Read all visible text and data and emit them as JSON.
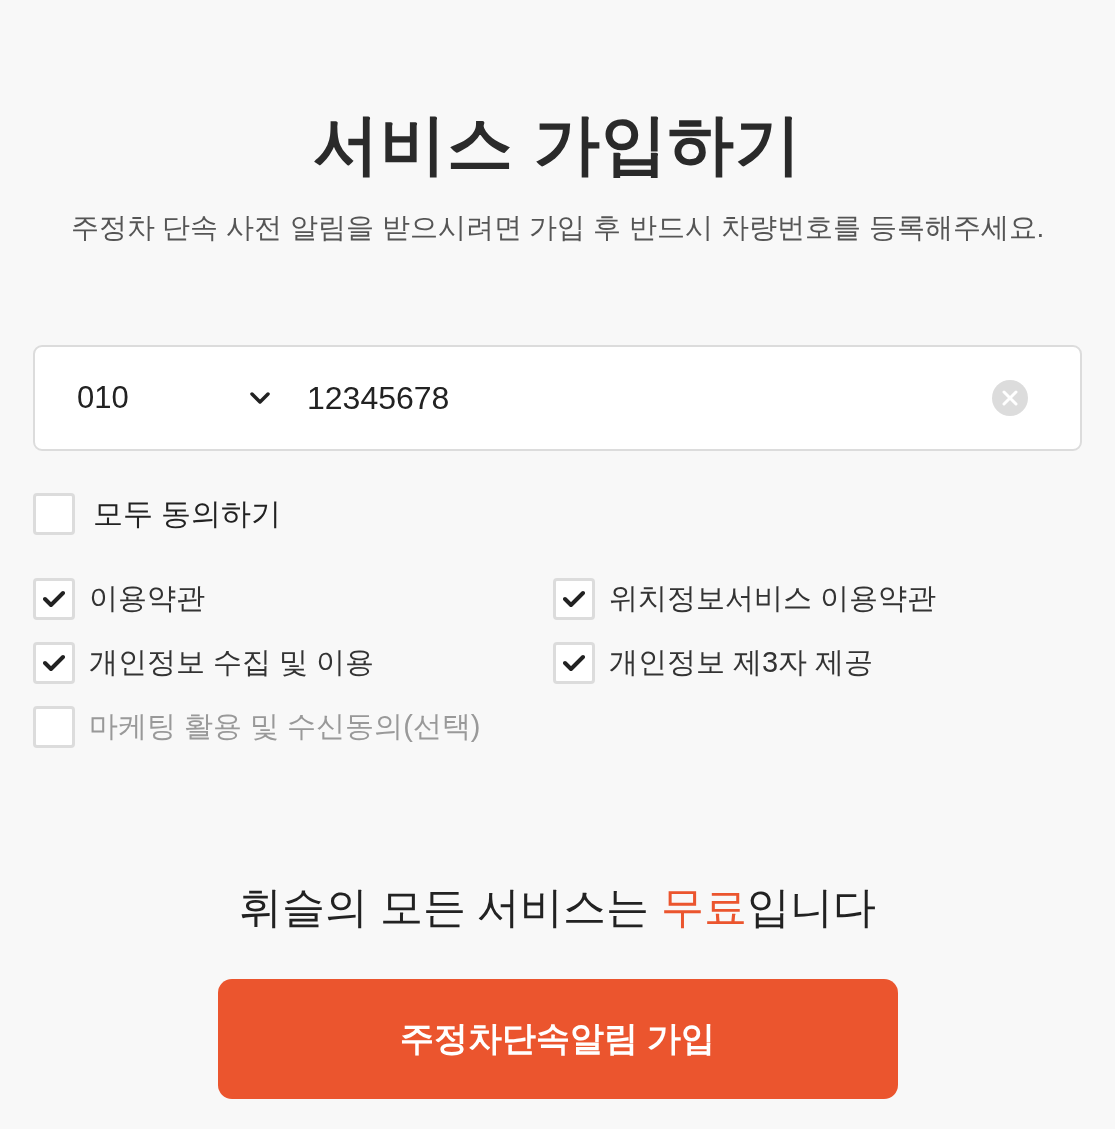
{
  "title": "서비스 가입하기",
  "subtitle": "주정차 단속 사전 알림을 받으시려면 가입 후 반드시 차량번호를 등록해주세요.",
  "phone": {
    "prefix": "010",
    "number": "12345678"
  },
  "agree_all": {
    "label": "모두 동의하기",
    "checked": false
  },
  "terms": [
    {
      "label": "이용약관",
      "checked": true
    },
    {
      "label": "위치정보서비스 이용약관",
      "checked": true
    },
    {
      "label": "개인정보 수집 및 이용",
      "checked": true
    },
    {
      "label": "개인정보 제3자 제공",
      "checked": true
    },
    {
      "label": "마케팅 활용 및 수신동의(선택)",
      "checked": false
    }
  ],
  "notice": {
    "parts": [
      {
        "text": "휘슬의 모든 서비스는 ",
        "highlight": false
      },
      {
        "text": "무료",
        "highlight": true
      },
      {
        "text": "입니다",
        "highlight": false
      }
    ]
  },
  "submit_button": "주정차단속알림 가입"
}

* **Task details**
Out of the material above, gather each line where "label" appears.

* **Reply**
    "label": "모두 동의하기",
      "label": "이용약관",
      "label": "위치정보서비스 이용약관",
      "label": "개인정보 수집 및 이용",
      "label": "개인정보 제3자 제공",
      "label": "마케팅 활용 및 수신동의(선택)",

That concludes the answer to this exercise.